→ Exercise
Your answer is a single number: the count of lines that contain the string "name".

→ Recorded information

.....

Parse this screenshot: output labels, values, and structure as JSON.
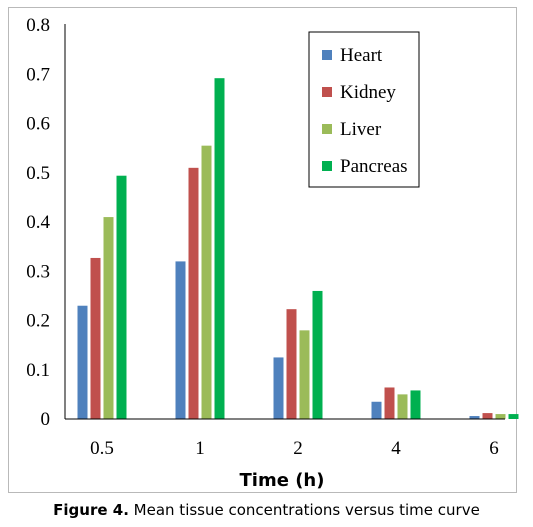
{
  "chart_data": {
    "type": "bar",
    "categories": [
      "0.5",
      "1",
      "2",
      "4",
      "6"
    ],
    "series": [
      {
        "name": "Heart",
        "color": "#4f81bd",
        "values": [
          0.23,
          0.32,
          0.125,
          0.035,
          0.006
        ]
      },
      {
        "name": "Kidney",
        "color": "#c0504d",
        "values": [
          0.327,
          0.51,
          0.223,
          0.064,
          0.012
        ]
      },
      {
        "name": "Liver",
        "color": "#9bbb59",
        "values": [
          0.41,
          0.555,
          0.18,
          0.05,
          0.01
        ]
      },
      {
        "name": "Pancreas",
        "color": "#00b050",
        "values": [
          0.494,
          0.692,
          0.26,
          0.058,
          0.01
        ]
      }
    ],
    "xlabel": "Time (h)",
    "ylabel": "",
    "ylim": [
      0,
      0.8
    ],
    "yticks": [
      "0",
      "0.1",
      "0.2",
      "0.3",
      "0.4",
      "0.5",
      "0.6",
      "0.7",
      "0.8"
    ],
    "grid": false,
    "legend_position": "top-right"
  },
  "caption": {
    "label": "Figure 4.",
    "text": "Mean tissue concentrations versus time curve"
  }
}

.....

→ Finished answer
4